» Stored records

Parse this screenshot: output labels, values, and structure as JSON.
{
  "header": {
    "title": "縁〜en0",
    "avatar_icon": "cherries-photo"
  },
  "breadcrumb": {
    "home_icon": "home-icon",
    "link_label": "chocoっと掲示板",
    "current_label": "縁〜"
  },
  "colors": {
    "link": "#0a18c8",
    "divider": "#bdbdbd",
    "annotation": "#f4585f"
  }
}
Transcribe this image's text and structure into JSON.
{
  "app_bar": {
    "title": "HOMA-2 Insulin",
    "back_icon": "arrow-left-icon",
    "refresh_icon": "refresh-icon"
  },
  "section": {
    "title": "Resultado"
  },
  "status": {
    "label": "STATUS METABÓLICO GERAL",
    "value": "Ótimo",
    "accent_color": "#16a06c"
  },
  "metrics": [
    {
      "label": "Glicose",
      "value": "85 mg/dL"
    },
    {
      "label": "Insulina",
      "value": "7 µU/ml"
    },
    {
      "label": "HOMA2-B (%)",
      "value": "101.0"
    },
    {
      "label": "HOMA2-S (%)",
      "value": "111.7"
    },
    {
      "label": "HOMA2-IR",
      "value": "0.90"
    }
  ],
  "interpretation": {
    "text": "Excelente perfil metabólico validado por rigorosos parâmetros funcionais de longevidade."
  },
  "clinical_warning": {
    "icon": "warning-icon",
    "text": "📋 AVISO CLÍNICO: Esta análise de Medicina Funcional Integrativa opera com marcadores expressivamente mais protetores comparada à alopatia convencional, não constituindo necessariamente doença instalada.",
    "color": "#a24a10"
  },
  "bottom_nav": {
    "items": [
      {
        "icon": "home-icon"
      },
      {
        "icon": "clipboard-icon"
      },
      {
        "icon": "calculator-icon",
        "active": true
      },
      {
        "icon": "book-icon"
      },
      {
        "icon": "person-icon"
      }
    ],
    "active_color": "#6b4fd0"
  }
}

» Requirements
Write the material out exactly, with nothing left out.

» Exercise response
Parse this screenshot: output labels, values, and structure as JSON.
{
  "header": {
    "title": "縁〜en0",
    "avatar_icon": "cherries-photo"
  },
  "breadcrumb": {
    "home_icon": "home-icon",
    "link_label": "chocoっと掲示板",
    "current_label": "縁〜"
  },
  "colors": {
    "link": "#0a18c8",
    "divider": "#bdbdbd",
    "annotation": "#f4585f"
  }
}
Transcribe this image's text and structure into JSON.
{
  "app_bar": {
    "title": "HOMA-2 Insulin",
    "back_icon": "arrow-left-icon",
    "refresh_icon": "refresh-icon"
  },
  "section": {
    "title": "Resultado"
  },
  "status": {
    "label": "STATUS METABÓLICO GERAL",
    "value": "Ótimo",
    "accent_color": "#16a06c"
  },
  "metrics": [
    {
      "label": "Glicose",
      "value": "85 mg/dL"
    },
    {
      "label": "Insulina",
      "value": "7 µU/ml"
    },
    {
      "label": "HOMA2-B (%)",
      "value": "101.0"
    },
    {
      "label": "HOMA2-S (%)",
      "value": "111.7"
    },
    {
      "label": "HOMA2-IR",
      "value": "0.90"
    }
  ],
  "interpretation": {
    "text": "Excelente perfil metabólico validado por rigorosos parâmetros funcionais de longevidade."
  },
  "clinical_warning": {
    "icon": "warning-icon",
    "text": "📋 AVISO CLÍNICO: Esta análise de Medicina Funcional Integrativa opera com marcadores expressivamente mais protetores comparada à alopatia convencional, não constituindo necessariamente doença instalada.",
    "color": "#a24a10"
  },
  "bottom_nav": {
    "items": [
      {
        "icon": "home-icon"
      },
      {
        "icon": "clipboard-icon"
      },
      {
        "icon": "calculator-icon",
        "active": true
      },
      {
        "icon": "book-icon"
      },
      {
        "icon": "person-icon"
      }
    ],
    "active_color": "#6b4fd0"
  }
}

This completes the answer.